• **Problem description**: Locate and copy all lines bearing the word "jsem".

----- Listed entries

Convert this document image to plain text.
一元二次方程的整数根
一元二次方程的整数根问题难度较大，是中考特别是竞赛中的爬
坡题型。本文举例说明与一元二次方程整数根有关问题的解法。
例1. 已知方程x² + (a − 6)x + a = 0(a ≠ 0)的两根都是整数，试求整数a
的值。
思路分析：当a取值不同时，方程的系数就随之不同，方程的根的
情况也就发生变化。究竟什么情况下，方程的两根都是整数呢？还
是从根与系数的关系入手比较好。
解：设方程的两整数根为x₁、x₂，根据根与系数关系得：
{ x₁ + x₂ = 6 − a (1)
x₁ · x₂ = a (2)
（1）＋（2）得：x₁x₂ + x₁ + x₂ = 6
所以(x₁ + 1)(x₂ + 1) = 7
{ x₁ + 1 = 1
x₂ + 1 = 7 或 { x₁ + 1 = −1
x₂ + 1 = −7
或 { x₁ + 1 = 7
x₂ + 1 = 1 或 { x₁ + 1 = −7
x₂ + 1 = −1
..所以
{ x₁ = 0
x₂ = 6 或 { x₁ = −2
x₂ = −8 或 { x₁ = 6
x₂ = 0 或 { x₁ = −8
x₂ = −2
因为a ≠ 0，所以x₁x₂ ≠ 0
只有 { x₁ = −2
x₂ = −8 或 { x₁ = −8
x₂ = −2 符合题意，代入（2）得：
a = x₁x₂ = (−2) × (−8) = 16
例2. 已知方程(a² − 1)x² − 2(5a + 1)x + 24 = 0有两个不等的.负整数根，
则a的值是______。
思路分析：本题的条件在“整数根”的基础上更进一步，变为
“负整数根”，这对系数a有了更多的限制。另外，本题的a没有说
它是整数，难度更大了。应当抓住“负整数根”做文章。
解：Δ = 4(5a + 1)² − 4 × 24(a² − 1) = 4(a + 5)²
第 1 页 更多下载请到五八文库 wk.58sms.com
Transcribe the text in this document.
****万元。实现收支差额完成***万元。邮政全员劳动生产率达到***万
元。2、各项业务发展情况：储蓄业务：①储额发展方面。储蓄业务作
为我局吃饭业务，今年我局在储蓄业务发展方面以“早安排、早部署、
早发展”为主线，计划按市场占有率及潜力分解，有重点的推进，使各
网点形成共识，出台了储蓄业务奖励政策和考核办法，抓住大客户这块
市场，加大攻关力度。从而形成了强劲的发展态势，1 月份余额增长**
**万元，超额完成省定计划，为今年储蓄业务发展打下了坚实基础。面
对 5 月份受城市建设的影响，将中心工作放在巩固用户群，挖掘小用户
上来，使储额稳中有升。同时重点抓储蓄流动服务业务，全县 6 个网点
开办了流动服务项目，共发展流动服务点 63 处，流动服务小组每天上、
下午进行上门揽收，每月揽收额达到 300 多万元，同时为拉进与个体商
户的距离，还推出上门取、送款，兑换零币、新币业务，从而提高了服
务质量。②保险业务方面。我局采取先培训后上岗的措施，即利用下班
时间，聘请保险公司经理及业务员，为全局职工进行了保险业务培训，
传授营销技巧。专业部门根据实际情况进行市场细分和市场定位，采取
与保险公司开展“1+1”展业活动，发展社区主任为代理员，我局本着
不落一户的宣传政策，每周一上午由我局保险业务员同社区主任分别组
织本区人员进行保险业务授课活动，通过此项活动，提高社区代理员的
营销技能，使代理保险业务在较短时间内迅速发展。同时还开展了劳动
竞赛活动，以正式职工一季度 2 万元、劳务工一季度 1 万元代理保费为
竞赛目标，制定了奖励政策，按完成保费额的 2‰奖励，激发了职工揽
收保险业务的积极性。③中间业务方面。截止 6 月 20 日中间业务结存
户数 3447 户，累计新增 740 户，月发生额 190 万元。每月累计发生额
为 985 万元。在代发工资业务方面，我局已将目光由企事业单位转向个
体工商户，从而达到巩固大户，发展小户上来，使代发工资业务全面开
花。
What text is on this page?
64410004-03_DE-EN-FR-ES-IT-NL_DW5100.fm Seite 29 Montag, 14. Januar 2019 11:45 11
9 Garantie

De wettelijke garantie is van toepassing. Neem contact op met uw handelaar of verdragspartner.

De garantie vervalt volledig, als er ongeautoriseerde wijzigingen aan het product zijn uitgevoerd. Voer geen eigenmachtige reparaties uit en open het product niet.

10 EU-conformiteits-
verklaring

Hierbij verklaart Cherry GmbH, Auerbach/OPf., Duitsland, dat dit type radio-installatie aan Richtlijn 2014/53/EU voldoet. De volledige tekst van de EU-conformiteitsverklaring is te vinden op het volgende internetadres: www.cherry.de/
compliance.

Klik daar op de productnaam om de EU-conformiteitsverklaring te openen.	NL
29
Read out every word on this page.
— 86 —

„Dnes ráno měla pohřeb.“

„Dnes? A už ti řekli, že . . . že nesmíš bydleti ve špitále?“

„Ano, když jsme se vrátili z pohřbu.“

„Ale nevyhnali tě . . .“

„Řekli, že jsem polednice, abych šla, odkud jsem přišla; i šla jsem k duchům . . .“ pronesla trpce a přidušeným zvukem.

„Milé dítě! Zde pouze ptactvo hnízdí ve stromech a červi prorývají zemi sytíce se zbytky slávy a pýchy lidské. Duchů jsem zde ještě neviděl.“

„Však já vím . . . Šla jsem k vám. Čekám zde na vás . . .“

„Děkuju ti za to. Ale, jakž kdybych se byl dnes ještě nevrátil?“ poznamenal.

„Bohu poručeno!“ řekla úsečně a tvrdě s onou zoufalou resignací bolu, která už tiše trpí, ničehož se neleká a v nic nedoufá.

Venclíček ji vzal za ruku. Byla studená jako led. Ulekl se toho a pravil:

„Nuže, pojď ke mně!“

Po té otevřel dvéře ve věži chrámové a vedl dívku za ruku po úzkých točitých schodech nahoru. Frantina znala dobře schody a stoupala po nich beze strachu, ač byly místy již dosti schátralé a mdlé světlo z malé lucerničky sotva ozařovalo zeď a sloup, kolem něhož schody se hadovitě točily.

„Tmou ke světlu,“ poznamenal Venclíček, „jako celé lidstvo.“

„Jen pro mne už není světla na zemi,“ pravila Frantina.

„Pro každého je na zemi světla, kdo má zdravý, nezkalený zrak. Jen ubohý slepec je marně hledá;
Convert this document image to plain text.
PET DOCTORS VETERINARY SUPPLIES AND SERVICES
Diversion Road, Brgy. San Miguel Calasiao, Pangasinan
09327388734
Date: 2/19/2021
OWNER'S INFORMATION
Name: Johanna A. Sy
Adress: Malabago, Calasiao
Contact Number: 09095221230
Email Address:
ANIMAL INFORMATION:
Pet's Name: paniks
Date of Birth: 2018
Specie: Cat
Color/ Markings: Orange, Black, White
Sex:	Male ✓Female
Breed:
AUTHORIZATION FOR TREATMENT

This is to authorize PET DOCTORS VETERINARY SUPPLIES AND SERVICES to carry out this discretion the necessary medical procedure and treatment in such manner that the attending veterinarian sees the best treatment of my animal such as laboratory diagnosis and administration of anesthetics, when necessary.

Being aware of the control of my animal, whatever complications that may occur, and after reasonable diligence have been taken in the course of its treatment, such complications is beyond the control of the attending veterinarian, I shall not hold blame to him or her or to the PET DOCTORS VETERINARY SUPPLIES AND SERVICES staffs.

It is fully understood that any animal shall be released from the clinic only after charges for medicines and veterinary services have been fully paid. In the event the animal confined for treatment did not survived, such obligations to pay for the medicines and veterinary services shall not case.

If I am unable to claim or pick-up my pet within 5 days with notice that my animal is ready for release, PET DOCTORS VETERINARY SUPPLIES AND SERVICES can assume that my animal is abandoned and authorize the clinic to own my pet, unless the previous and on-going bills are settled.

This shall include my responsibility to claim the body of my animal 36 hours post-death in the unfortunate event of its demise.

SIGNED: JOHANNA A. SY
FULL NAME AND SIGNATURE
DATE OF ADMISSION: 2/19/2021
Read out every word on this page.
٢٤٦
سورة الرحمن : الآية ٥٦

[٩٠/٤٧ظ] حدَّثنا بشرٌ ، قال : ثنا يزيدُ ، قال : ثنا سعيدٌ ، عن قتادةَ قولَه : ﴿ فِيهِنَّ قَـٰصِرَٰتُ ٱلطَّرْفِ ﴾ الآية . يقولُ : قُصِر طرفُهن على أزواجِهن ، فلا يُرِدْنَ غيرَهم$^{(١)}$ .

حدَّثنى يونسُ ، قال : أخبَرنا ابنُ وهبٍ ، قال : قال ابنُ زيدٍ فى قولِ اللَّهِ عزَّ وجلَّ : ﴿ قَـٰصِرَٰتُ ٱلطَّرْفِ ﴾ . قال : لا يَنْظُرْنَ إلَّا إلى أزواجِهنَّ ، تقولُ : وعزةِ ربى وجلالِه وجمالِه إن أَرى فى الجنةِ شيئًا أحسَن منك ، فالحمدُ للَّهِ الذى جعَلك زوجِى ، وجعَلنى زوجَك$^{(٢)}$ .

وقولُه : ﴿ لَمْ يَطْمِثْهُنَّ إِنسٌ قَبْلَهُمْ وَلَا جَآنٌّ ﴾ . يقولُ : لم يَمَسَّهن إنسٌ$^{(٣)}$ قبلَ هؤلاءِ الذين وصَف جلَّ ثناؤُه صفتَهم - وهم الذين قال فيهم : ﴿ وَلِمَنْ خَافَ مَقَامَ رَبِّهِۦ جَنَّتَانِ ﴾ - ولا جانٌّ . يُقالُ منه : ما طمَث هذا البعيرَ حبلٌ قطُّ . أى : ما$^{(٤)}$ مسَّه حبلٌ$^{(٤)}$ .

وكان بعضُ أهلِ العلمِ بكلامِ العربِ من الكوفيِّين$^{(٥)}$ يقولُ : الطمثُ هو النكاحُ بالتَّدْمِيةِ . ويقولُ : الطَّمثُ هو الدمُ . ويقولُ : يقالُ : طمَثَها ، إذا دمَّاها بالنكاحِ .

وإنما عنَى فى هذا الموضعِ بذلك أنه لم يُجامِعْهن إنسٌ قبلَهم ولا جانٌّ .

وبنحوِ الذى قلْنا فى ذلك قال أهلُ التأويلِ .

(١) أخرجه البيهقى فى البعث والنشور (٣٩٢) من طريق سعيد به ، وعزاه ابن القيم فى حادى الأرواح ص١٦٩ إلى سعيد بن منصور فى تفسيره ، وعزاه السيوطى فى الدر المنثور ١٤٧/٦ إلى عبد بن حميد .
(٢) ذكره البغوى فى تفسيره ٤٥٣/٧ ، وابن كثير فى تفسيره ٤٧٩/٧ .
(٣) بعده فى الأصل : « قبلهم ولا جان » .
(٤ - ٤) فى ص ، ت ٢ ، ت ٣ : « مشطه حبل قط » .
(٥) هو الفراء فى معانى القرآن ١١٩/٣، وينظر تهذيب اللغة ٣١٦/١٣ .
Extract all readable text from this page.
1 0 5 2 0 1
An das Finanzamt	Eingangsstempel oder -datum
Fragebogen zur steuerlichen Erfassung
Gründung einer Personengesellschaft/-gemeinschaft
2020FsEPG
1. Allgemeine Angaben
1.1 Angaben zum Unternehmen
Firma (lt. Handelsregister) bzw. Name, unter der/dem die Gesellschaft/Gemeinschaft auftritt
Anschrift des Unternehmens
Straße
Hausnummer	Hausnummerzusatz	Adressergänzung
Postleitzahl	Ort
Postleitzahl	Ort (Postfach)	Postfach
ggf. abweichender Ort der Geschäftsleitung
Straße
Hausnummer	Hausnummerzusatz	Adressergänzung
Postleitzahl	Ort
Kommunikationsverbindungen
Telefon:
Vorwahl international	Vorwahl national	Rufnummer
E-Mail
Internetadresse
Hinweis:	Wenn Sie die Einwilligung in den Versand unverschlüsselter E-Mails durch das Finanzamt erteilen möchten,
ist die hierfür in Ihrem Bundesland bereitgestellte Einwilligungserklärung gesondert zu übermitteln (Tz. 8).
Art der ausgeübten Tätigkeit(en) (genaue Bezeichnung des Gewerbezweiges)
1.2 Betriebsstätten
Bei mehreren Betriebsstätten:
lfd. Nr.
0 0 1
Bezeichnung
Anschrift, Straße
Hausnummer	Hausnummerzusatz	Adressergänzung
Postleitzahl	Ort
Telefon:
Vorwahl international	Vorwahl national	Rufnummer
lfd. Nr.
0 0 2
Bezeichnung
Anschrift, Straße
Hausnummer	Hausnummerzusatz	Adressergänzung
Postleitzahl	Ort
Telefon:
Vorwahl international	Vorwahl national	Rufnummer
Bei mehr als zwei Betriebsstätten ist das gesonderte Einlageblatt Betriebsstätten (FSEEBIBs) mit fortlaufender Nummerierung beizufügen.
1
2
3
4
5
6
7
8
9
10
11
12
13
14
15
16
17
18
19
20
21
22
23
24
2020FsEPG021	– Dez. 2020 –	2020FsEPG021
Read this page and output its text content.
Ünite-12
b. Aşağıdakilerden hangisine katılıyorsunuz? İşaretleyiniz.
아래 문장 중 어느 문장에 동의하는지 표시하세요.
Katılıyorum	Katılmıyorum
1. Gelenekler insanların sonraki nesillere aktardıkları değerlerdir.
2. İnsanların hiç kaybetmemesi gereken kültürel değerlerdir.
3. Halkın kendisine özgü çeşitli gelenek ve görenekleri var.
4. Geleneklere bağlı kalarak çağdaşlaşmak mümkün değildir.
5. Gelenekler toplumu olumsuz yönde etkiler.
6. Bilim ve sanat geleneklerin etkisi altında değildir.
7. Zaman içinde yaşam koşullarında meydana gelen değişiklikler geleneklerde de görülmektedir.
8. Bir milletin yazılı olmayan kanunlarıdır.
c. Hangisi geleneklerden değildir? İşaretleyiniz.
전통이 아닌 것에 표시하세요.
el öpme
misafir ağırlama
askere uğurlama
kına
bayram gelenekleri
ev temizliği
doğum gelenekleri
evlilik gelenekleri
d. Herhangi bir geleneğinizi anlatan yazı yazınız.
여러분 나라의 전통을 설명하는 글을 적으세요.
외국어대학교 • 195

----------

• **Solution to the problem**:
„Řekli, že jsem polednice, abych šla, odkud jsem přišla; i šla jsem k duchům . . .“ pronesla trpce a přidušeným zvukem.
„Milé dítě! Zde pouze ptactvo hnízdí ve stromech a červi prorývají zemi sytíce se zbytky slávy a pýchy lidské. Duchů jsem zde ještě neviděl.“
„Však já vím . . . Šla jsem k vám. Čekám zde na vás . . .“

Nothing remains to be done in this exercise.